> _STATED EXERCISE_:
Exact reproduction is required for all entries.
-- Begin PROVIDED DATA --
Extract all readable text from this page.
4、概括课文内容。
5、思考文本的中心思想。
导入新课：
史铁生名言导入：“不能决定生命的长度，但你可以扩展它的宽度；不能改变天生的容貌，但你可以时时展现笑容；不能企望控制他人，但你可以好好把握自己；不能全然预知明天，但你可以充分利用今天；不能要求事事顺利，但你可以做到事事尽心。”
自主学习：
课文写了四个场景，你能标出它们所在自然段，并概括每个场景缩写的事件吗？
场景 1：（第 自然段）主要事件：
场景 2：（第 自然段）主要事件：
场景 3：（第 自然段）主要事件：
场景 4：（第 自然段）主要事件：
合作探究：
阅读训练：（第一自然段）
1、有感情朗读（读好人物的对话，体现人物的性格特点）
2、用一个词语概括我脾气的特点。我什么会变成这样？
-- End PROVIDED DATA --
> _SOLUTION TO THE EXERCISE_:
Extract all readable text from this page.
4、概括课文内容。
5、思考文本的中心思想。
导入新课：
史铁生名言导入：“不能决定生命的长度，但你可以扩展它的宽度；不能改变天生的容貌，但你可以时时展现笑容；不能企望控制他人，但你可以好好把握自己；不能全然预知明天，但你可以充分利用今天；不能要求事事顺利，但你可以做到事事尽心。”
自主学习：
课文写了四个场景，你能标出它们所在自然段，并概括每个场景缩写的事件吗？
场景 1：（第 自然段）主要事件：
场景 2：（第 自然段）主要事件：
场景 3：（第 自然段）主要事件：
场景 4：（第 自然段）主要事件：
合作探究：
阅读训练：（第一自然段）
1、有感情朗读（读好人物的对话，体现人物的性格特点）
2、用一个词语概括我脾气的特点。我什么会变成这样？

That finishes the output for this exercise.